Written task:
Reproduce the entries word for word, starting at their first line and ending with the line that contains "identifier-cell: 0006.HK [361, 247, 375, 251]".

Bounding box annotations
"""

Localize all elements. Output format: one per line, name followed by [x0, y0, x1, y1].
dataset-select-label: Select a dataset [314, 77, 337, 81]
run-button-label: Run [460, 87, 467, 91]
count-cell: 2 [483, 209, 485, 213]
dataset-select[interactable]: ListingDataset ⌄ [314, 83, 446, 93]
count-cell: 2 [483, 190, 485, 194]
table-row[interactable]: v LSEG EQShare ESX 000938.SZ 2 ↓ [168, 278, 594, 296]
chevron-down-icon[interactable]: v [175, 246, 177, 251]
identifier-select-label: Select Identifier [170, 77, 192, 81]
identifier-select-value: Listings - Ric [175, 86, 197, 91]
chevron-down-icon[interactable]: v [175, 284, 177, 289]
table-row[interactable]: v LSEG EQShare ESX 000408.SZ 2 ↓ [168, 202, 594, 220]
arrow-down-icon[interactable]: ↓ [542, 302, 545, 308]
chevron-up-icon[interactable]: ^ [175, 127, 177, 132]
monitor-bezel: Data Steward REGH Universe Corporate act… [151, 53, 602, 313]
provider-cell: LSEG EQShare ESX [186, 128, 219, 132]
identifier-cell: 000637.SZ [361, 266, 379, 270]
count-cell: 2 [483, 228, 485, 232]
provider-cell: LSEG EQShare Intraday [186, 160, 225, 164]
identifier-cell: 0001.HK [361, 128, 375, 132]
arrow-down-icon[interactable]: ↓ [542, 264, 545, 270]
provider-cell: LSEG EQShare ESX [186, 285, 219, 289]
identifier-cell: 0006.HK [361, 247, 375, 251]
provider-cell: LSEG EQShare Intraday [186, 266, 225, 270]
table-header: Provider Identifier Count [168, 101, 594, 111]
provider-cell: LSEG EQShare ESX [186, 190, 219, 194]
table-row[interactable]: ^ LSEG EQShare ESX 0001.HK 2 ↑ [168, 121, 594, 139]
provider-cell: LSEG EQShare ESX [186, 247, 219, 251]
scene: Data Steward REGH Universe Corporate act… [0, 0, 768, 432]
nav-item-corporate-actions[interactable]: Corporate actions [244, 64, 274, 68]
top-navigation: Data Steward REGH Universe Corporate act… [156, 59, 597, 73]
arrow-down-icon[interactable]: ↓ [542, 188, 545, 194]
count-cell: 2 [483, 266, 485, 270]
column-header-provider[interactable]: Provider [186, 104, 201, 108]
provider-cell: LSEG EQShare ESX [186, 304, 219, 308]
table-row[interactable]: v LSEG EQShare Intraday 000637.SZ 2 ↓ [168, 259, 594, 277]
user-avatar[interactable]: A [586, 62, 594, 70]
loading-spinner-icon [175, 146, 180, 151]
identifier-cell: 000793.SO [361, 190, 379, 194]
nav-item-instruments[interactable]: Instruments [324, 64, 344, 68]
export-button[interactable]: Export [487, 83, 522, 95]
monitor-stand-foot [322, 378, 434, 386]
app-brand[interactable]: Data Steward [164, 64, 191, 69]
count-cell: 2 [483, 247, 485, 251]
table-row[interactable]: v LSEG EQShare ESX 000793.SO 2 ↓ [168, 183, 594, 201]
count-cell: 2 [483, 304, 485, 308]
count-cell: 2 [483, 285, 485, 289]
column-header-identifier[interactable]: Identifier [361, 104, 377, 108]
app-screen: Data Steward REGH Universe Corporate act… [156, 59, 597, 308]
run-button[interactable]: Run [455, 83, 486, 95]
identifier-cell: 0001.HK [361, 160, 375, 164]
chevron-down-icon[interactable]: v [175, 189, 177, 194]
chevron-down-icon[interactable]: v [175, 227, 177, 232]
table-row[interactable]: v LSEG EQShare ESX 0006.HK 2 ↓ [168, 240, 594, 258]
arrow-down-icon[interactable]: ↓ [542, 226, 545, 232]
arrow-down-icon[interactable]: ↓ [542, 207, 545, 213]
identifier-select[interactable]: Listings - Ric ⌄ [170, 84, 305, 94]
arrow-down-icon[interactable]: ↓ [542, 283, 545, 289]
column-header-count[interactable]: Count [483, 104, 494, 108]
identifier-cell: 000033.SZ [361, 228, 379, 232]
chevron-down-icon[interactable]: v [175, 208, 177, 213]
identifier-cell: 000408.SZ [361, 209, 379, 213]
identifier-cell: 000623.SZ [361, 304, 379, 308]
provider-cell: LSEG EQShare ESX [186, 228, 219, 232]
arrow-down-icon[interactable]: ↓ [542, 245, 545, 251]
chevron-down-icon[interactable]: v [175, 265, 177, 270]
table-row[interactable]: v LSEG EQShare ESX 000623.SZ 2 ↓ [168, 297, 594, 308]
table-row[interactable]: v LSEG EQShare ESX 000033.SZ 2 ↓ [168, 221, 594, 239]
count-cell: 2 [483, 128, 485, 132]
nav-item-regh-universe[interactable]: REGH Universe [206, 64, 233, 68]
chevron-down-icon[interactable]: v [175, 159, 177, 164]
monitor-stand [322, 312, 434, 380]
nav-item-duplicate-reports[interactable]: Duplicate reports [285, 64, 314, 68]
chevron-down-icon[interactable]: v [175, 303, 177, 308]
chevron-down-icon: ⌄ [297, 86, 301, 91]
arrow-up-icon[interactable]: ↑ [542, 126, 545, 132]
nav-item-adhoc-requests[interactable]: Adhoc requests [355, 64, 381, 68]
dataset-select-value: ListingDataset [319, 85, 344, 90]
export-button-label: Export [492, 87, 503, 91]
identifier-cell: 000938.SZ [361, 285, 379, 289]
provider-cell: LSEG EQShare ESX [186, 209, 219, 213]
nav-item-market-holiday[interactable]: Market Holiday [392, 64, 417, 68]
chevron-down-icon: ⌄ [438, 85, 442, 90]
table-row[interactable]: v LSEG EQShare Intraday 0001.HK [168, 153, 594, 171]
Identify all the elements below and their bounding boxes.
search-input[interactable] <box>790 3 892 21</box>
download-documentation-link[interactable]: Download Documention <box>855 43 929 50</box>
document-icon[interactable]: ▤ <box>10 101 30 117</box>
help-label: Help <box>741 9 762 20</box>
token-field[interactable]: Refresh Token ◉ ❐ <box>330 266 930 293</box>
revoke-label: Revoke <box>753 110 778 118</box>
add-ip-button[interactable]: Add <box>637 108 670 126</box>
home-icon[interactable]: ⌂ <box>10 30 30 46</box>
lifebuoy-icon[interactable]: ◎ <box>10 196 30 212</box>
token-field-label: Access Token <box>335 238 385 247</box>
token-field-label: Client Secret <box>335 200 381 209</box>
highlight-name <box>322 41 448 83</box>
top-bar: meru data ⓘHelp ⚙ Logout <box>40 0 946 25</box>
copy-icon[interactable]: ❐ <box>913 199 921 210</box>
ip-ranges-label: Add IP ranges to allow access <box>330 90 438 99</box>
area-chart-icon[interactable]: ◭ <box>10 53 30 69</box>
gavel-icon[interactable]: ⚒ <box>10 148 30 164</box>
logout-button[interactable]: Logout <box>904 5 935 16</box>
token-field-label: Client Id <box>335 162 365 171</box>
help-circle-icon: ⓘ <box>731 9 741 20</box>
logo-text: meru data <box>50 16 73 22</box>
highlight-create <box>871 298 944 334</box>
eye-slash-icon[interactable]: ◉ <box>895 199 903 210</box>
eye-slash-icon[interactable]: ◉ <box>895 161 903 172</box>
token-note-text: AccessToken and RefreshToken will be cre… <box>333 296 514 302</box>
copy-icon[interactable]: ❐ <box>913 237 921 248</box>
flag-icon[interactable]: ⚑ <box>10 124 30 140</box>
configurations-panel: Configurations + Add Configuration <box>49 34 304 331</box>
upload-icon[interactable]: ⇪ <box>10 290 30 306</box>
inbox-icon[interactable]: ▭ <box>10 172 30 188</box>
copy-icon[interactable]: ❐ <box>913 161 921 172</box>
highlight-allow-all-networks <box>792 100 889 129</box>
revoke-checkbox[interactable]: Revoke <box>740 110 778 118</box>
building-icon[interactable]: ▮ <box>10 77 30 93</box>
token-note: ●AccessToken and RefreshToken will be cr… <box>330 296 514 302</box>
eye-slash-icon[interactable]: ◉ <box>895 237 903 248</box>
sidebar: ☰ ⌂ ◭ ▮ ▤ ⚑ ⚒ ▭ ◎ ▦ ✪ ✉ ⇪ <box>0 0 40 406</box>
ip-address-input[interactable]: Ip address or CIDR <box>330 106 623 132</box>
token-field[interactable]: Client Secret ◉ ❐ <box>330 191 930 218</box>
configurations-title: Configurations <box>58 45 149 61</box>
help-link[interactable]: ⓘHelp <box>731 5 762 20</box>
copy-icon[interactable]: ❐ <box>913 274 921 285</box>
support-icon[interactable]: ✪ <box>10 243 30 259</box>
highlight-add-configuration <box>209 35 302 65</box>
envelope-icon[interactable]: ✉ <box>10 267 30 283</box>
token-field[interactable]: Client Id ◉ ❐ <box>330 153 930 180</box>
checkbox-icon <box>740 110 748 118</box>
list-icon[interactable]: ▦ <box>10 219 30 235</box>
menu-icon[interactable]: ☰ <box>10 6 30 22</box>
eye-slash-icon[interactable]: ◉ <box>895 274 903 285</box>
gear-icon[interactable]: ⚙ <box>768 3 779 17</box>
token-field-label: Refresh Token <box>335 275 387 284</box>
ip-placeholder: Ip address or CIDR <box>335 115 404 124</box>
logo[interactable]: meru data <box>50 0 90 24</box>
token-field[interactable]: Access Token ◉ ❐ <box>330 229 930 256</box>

"""

Answer for the task:
Localize all elements. Output format: one per line, name followed by [x0, y0, x1, y1].
dataset-select-label: Select a dataset [314, 77, 337, 81]
run-button-label: Run [460, 87, 467, 91]
count-cell: 2 [483, 209, 485, 213]
dataset-select[interactable]: ListingDataset ⌄ [314, 83, 446, 93]
count-cell: 2 [483, 190, 485, 194]
table-row[interactable]: v LSEG EQShare ESX 000938.SZ 2 ↓ [168, 278, 594, 296]
chevron-down-icon[interactable]: v [175, 246, 177, 251]
identifier-select-label: Select Identifier [170, 77, 192, 81]
identifier-select-value: Listings - Ric [175, 86, 197, 91]
chevron-down-icon[interactable]: v [175, 284, 177, 289]
table-row[interactable]: v LSEG EQShare ESX 000408.SZ 2 ↓ [168, 202, 594, 220]
arrow-down-icon[interactable]: ↓ [542, 302, 545, 308]
chevron-up-icon[interactable]: ^ [175, 127, 177, 132]
monitor-bezel: Data Steward REGH Universe Corporate act… [151, 53, 602, 313]
provider-cell: LSEG EQShare ESX [186, 128, 219, 132]
identifier-cell: 000637.SZ [361, 266, 379, 270]
count-cell: 2 [483, 228, 485, 232]
provider-cell: LSEG EQShare Intraday [186, 160, 225, 164]
identifier-cell: 0001.HK [361, 128, 375, 132]
arrow-down-icon[interactable]: ↓ [542, 264, 545, 270]
provider-cell: LSEG EQShare ESX [186, 285, 219, 289]
identifier-cell: 0006.HK [361, 247, 375, 251]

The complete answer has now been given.